Il Tribunale federale ha confermato nel febbraio 2019 la sentenza nei confronti di una madre somala per aver sottoposto le sue due figlie alla mutilazione genitale. È la prima sentenza dall’entrata in vigore nel 2012 di questa nuova disposizione penale. La donna è stata condannata per aver organizzato nel 2013 la mutilazione genitale a Mogadiscio, Somalia.
La sentenza ha destato reazioni di approvazione ma anche numerose incomprensioni. Di seguito il commento della Rete svizzera contro le mutilazioni genitali femminili.
A lungo si è attesa la prima sentenza ai sensi dell’art. 124 del Codice penale per dimostrare che il divieto sarebbe stato effettivamente applicato in un caso concreto. La sentenza è stata emessa nei confronti di una madre somala le cui figlie sono state mutilate in Somalia molto tempo prima che arrivassero in Svizzera. Il procedimento penale è stato avviato dal marito che ha denunciato la moglie poco dopo il suo arrivo in Svizzera.

COMPITI >>
• A. Puoi riscrivere per intero il brano sulla sentenza del Tribunale federale, senza cambiare nulla?
• B. Rendi come lista JSON di stringhe le righe dei record, dall'inizio dei record fino alla riga che contiene "service-tag[interactable]: 交期保障 [229,458,273,470]", entrambe comprese. Usa una stringa per ciascuna riga e tralascia le righe vuote.
I record non hanno alcun legame con il brano.

RECORD DISPONIBILI >>
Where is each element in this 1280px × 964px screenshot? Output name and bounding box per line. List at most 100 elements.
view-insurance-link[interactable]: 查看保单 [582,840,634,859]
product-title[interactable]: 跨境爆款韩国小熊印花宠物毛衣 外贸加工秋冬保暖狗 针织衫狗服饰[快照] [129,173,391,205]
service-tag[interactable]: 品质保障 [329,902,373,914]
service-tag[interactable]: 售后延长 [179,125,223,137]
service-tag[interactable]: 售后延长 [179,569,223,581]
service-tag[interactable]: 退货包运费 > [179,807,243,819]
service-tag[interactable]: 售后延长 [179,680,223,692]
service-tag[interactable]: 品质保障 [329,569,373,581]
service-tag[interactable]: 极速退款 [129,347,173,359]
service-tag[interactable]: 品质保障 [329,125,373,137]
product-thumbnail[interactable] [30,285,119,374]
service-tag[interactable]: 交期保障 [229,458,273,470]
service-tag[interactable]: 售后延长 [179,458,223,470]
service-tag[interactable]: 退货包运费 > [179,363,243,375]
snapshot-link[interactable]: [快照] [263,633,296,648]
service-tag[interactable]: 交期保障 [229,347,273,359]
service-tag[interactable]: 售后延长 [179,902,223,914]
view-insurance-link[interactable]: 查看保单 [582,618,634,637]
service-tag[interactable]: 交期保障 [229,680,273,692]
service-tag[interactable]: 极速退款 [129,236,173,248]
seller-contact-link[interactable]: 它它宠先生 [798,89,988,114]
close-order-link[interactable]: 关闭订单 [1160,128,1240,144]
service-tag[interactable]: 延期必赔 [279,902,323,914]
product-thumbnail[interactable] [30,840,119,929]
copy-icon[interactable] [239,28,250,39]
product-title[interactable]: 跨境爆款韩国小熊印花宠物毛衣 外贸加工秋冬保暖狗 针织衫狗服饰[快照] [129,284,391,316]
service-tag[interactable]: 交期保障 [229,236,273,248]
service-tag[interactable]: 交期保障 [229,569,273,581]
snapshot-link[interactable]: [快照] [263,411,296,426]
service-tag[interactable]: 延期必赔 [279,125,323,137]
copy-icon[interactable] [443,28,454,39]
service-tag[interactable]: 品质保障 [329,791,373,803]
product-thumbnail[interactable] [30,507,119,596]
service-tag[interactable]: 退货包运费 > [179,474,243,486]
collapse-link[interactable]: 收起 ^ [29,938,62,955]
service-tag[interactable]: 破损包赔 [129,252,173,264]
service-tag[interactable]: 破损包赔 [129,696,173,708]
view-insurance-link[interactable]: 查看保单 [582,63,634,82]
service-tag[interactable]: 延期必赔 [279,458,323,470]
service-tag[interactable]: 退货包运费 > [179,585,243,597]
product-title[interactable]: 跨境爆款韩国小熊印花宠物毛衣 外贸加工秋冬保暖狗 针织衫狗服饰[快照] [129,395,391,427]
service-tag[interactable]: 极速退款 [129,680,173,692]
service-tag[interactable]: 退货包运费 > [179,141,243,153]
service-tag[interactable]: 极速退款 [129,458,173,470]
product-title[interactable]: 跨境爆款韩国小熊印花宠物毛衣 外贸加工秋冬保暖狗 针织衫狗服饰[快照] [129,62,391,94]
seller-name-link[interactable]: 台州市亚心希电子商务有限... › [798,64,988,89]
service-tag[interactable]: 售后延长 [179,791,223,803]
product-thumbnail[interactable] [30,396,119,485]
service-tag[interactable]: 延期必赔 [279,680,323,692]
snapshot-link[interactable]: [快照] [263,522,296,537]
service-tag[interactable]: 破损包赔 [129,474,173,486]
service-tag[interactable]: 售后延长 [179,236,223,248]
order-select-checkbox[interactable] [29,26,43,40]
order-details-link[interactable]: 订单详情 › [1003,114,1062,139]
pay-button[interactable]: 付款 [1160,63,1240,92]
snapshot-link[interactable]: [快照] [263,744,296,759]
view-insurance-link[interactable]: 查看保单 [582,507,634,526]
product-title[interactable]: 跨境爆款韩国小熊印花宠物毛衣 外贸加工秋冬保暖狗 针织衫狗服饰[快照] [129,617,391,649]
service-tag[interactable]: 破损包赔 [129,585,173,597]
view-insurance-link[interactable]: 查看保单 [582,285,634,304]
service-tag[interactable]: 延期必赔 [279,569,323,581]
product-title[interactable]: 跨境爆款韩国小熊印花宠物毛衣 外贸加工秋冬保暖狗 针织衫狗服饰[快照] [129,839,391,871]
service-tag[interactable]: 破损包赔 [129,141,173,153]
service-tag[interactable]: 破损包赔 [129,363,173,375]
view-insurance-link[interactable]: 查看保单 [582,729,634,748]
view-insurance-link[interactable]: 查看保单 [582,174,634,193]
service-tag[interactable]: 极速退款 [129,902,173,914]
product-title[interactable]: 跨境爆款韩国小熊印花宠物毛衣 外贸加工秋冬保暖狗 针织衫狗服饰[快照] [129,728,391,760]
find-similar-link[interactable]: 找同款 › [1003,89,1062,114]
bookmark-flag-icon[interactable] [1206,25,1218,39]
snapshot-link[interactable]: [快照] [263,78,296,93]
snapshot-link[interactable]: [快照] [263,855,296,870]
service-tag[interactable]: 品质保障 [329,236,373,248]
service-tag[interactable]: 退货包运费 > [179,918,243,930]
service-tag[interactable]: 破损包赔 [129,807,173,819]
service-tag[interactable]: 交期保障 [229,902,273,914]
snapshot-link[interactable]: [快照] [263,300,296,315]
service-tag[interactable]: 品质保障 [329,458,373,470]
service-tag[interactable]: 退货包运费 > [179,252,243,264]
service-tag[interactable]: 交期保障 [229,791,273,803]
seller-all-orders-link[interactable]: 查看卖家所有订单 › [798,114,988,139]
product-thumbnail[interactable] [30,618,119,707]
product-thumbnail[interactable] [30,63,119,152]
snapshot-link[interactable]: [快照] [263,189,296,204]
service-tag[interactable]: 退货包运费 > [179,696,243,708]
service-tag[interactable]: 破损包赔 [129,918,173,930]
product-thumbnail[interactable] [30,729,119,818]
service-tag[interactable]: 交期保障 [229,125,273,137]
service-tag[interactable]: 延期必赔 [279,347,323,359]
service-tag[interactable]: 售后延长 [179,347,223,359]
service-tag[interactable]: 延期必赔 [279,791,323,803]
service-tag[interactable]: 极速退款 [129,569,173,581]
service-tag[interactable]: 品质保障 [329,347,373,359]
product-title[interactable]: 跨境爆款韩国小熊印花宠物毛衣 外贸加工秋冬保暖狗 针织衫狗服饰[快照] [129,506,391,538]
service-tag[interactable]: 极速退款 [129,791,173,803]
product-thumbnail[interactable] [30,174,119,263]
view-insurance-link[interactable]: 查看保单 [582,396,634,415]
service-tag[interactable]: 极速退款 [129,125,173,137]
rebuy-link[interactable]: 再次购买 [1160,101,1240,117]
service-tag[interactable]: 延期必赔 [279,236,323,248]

RISULTATI PER COMPITO >>
• A.
Il Tribunale federale ha confermato nel febbraio 2019 la sentenza nei confronti di una madre somala per aver sottoposto le sue due figlie alla mutilazione genitale. È la prima sentenza dall’entrata in vigore nel 2012 di questa nuova disposizione penale. La donna è stata condannata per aver organizzato nel 2013 la mutilazione genitale a Mogadiscio, Somalia.
La sentenza ha destato reazioni di approvazione ma anche numerose incomprensioni. Di seguito il commento della Rete svizzera contro le mutilazioni genitali femminili.
A lungo si è attesa la prima sentenza ai sensi dell’art. 124 del Codice penale per dimostrare che il divieto sarebbe stato effettivamente applicato in un caso concreto. La sentenza è stata emessa nei confronti di una madre somala le cui figlie sono state mutilate in Somalia molto tempo prima che arrivassero in Svizzera. Il procedimento penale è stato avviato dal marito che ha denunciato la moglie poco dopo il suo arrivo in Svizzera.

• B.
[
  "Where is each element in this 1280px × 964px screenshot? Output name and bounding box per line. List at most 100 elements.",
  "view-insurance-link[interactable]: 查看保单 [582,840,634,859]",
  "product-title[interactable]: 跨境爆款韩国小熊印花宠物毛衣 外贸加工秋冬保暖狗 针织衫狗服饰[快照] [129,173,391,205]",
  "service-tag[interactable]: 品质保障 [329,902,373,914]",
  "service-tag[interactable]: 售后延长 [179,125,223,137]",
  "service-tag[interactable]: 售后延长 [179,569,223,581]",
  "service-tag[interactable]: 退货包运费 > [179,807,243,819]",
  "service-tag[interactable]: 售后延长 [179,680,223,692]",
  "service-tag[interactable]: 品质保障 [329,569,373,581]",
  "service-tag[interactable]: 极速退款 [129,347,173,359]",
  "service-tag[interactable]: 品质保障 [329,125,373,137]",
  "product-thumbnail[interactable] [30,285,119,374]",
  "service-tag[interactable]: 交期保障 [229,458,273,470]"
]